It seems to be temporal lobe epilepsy with hypergraphia and memory loss. Here are some of the recent visions. I think sometimes I see the stuff after feeling some love from my true church background that was kept away from me for many years and could not be replaced by anything else including other churches.
a snake like an eel on sand and gravel
a snake with a flickering black tongue
a dead white guy with a sagging face and hollowed out eyes
a flat guy behind me on an operating table with a white and black speckled face and a scar down his eye like the Kiss rock stars and scar from the lion king with streaks of blond hair
a branch with ice melting
Daniel from the Bible
a cat in the other room
a small skull
someone who looks like Tina Turner
a commencement speaker in a purple and black robe who reminds me of someone from a movie
a young chinese female speaking casually at a government podium
some other faces that show up and fade
a midget with a lot of make-up in front of NYU hospital
a blue lady with brown curly hair coming out of someone near Bellevue
a guy with white plastic eyes standing next to my bed for two days
a guy with a beard who comes out of a mexican kid and starts to attack me
Jesus Christ and then another Jesus Christ who seems bad and the good Jesus shoots the bad Jesus and travels to Barnes and Noble in Greenville to play games
a close up of grayish green smooth snakes
a powdery white faced bald guy in a poster of new york city barking orders
a short bald scary red guy right in front of me
an scraggly old white man in the distance
E.T. but he looks younger
Saddam Hussein looking younger
a cup of coffee with Reeses pieces dropped into it
a black flappy thing flying across my room
in a dream, leaving a racism lecture with Connie May Fowler and we are in a stone courtyard of a church or Abbey and there is a statue of Mary probably holding Jesus in a ledge indentation but it is really Mary and not made of stone
I see a bowl of white slate like a mountain on the campus of Princeton Seminary and there is a fine brown dust on the rocks in retrospect but it is a brighter white than happens on this earth and it has to do with justice
a tiny vision of Jesus's face on the speckled floor tiles of NY Presbyterian ER.

▶ DESCRIPTION OF THE TASK:
Answer these questions about the account of visions:
1. What condition does the writer say it seems to be?
2. What colors is the commencement speaker's robe?
3. Where does the tiny vision of Jesus's face appear?
The lines that follow are separate material with no connection to the text above.

▶ ENTRIES SUPPLIED:

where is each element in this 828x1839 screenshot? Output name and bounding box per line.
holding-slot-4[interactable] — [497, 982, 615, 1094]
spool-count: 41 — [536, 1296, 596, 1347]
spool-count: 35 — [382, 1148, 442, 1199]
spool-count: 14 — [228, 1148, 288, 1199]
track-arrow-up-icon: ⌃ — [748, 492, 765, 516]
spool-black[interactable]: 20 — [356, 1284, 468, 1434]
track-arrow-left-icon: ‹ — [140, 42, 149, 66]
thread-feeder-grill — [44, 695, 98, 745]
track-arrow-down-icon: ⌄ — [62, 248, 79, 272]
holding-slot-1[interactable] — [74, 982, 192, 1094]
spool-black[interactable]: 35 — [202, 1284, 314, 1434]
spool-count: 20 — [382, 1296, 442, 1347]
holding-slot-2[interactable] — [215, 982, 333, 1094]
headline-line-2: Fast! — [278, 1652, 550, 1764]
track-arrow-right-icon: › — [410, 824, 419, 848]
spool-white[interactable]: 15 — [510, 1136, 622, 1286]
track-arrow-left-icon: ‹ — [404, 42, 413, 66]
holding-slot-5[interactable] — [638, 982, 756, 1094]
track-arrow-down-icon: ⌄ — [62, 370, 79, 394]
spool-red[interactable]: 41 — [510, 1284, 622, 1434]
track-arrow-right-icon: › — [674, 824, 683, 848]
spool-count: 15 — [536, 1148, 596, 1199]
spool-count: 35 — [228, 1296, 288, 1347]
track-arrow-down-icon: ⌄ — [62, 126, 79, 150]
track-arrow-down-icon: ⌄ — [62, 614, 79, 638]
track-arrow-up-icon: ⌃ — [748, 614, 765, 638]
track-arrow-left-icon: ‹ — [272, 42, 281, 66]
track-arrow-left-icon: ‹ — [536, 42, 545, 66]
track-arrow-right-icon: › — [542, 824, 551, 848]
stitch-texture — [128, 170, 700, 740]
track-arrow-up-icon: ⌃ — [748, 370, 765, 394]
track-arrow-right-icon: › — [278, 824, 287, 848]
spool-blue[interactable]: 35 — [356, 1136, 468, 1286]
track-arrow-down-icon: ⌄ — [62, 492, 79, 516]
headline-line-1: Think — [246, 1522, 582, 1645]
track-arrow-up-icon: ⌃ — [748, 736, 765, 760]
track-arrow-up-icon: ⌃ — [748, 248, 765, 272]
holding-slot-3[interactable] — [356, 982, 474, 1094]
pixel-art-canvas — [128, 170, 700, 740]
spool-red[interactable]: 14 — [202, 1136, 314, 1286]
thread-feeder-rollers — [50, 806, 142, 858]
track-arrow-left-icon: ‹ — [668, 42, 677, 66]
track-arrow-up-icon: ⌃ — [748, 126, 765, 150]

▶ RESPONSE TO THIS TASK:
1. Temporal lobe epilepsy with hypergraphia and memory loss
2. Purple and black
3. On the speckled floor tiles of NY Presbyterian ER